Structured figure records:
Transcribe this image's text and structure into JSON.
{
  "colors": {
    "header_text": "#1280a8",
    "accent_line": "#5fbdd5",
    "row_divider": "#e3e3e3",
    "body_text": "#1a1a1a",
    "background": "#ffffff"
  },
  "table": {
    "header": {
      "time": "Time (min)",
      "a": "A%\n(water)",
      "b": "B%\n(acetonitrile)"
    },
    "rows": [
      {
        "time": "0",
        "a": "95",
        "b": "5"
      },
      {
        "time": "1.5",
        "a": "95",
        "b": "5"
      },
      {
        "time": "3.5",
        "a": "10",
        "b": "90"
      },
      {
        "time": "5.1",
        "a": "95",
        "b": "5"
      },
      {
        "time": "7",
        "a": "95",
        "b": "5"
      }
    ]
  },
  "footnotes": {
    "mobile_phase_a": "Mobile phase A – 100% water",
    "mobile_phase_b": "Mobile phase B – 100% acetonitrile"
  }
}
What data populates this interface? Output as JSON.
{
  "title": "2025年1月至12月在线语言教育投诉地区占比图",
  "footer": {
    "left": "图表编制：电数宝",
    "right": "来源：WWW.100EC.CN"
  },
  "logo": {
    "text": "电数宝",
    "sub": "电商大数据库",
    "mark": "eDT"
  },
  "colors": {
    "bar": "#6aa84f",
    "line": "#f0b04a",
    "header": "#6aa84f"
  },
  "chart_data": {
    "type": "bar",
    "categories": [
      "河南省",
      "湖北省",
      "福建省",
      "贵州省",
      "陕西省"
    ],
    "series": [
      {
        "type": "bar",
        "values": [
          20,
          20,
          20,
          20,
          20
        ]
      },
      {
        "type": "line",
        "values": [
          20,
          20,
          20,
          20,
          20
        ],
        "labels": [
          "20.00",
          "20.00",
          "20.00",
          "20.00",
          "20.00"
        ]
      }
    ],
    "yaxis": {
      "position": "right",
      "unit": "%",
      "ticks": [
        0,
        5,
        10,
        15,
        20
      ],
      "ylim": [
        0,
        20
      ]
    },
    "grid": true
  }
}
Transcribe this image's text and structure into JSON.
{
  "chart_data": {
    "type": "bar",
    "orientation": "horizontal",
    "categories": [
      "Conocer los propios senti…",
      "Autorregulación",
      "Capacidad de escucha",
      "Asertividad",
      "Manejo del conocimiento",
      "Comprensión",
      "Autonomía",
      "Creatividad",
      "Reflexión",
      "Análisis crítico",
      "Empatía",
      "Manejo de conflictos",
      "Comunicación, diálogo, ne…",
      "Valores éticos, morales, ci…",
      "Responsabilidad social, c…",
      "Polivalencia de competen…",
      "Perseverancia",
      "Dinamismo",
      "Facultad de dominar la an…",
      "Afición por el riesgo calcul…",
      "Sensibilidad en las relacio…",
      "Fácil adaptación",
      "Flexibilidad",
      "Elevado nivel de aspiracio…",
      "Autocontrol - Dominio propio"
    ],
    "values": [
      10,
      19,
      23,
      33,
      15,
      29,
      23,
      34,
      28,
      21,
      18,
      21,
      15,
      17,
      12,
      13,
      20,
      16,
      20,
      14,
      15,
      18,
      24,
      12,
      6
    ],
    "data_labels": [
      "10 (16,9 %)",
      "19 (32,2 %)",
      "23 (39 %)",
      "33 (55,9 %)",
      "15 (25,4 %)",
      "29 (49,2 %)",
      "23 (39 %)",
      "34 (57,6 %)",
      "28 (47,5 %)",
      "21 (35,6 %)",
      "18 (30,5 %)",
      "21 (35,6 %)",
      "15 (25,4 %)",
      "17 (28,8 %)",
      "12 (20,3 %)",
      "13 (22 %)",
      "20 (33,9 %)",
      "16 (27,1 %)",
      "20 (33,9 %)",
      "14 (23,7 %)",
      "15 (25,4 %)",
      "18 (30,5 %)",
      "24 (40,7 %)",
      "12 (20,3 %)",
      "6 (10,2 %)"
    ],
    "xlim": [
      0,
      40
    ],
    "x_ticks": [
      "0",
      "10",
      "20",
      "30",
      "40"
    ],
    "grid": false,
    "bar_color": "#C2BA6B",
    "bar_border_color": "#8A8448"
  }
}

**EXERCISE PROMPT:** Extract every entry in the listing word for word.

**EXERCISE SOLUTION:**
Transcribe this image's text and structure into JSON.
{
  "colors": {
    "header_text": "#1280a8",
    "accent_line": "#5fbdd5",
    "row_divider": "#e3e3e3",
    "body_text": "#1a1a1a",
    "background": "#ffffff"
  },
  "table": {
    "header": {
      "time": "Time (min)",
      "a": "A%\n(water)",
      "b": "B%\n(acetonitrile)"
    },
    "rows": [
      {
        "time": "0",
        "a": "95",
        "b": "5"
      },
      {
        "time": "1.5",
        "a": "95",
        "b": "5"
      },
      {
        "time": "3.5",
        "a": "10",
        "b": "90"
      },
      {
        "time": "5.1",
        "a": "95",
        "b": "5"
      },
      {
        "time": "7",
        "a": "95",
        "b": "5"
      }
    ]
  },
  "footnotes": {
    "mobile_phase_a": "Mobile phase A – 100% water",
    "mobile_phase_b": "Mobile phase B – 100% acetonitrile"
  }
}
What data populates this interface? Output as JSON.
{
  "title": "2025年1月至12月在线语言教育投诉地区占比图",
  "footer": {
    "left": "图表编制：电数宝",
    "right": "来源：WWW.100EC.CN"
  },
  "logo": {
    "text": "电数宝",
    "sub": "电商大数据库",
    "mark": "eDT"
  },
  "colors": {
    "bar": "#6aa84f",
    "line": "#f0b04a",
    "header": "#6aa84f"
  },
  "chart_data": {
    "type": "bar",
    "categories": [
      "河南省",
      "湖北省",
      "福建省",
      "贵州省",
      "陕西省"
    ],
    "series": [
      {
        "type": "bar",
        "values": [
          20,
          20,
          20,
          20,
          20
        ]
      },
      {
        "type": "line",
        "values": [
          20,
          20,
          20,
          20,
          20
        ],
        "labels": [
          "20.00",
          "20.00",
          "20.00",
          "20.00",
          "20.00"
        ]
      }
    ],
    "yaxis": {
      "position": "right",
      "unit": "%",
      "ticks": [
        0,
        5,
        10,
        15,
        20
      ],
      "ylim": [
        0,
        20
      ]
    },
    "grid": true
  }
}
Transcribe this image's text and structure into JSON.
{
  "chart_data": {
    "type": "bar",
    "orientation": "horizontal",
    "categories": [
      "Conocer los propios senti…",
      "Autorregulación",
      "Capacidad de escucha",
      "Asertividad",
      "Manejo del conocimiento",
      "Comprensión",
      "Autonomía",
      "Creatividad",
      "Reflexión",
      "Análisis crítico",
      "Empatía",
      "Manejo de conflictos",
      "Comunicación, diálogo, ne…",
      "Valores éticos, morales, ci…",
      "Responsabilidad social, c…",
      "Polivalencia de competen…",
      "Perseverancia",
      "Dinamismo",
      "Facultad de dominar la an…",
      "Afición por el riesgo calcul…",
      "Sensibilidad en las relacio…",
      "Fácil adaptación",
      "Flexibilidad",
      "Elevado nivel de aspiracio…",
      "Autocontrol - Dominio propio"
    ],
    "values": [
      10,
      19,
      23,
      33,
      15,
      29,
      23,
      34,
      28,
      21,
      18,
      21,
      15,
      17,
      12,
      13,
      20,
      16,
      20,
      14,
      15,
      18,
      24,
      12,
      6
    ],
    "data_labels": [
      "10 (16,9 %)",
      "19 (32,2 %)",
      "23 (39 %)",
      "33 (55,9 %)",
      "15 (25,4 %)",
      "29 (49,2 %)",
      "23 (39 %)",
      "34 (57,6 %)",
      "28 (47,5 %)",
      "21 (35,6 %)",
      "18 (30,5 %)",
      "21 (35,6 %)",
      "15 (25,4 %)",
      "17 (28,8 %)",
      "12 (20,3 %)",
      "13 (22 %)",
      "20 (33,9 %)",
      "16 (27,1 %)",
      "20 (33,9 %)",
      "14 (23,7 %)",
      "15 (25,4 %)",
      "18 (30,5 %)",
      "24 (40,7 %)",
      "12 (20,3 %)",
      "6 (10,2 %)"
    ],
    "xlim": [
      0,
      40
    ],
    "x_ticks": [
      "0",
      "10",
      "20",
      "30",
      "40"
    ],
    "grid": false,
    "bar_color": "#C2BA6B",
    "bar_border_color": "#8A8448"
  }
}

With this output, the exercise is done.